[Dataset items]

########################################

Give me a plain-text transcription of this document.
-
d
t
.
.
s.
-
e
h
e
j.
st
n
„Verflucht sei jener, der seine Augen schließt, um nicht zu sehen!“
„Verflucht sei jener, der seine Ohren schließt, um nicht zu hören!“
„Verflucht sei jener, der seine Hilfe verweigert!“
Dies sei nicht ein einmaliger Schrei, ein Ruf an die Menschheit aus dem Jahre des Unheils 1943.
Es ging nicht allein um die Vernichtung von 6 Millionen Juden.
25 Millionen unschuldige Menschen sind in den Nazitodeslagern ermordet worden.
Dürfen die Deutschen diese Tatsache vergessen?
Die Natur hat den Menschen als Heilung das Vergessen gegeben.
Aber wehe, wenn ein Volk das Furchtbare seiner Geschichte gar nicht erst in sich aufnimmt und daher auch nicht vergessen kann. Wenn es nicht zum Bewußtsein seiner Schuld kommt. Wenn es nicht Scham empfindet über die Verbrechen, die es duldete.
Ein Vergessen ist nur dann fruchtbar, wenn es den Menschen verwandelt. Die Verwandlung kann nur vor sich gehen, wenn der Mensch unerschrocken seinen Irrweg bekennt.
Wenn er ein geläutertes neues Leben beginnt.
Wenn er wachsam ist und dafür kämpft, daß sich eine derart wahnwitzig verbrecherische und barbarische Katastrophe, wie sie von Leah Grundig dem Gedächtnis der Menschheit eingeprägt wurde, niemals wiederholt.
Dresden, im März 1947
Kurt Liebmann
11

########################################

■ **EXERCISE**
Show the lines of the records that include the string "Menschheit".

■ **RESULT OF THIS TASK**
Dies sei nicht ein einmaliger Schrei, ein Ruf an die Menschheit aus dem Jahre des Unheils 1943.
Wenn er wachsam ist und dafür kämpft, daß sich eine derart wahnwitzig verbrecherische und barbarische Katastrophe, wie sie von Leah Grundig dem Gedächtnis der Menschheit eingeprägt wurde, niemals wiederholt.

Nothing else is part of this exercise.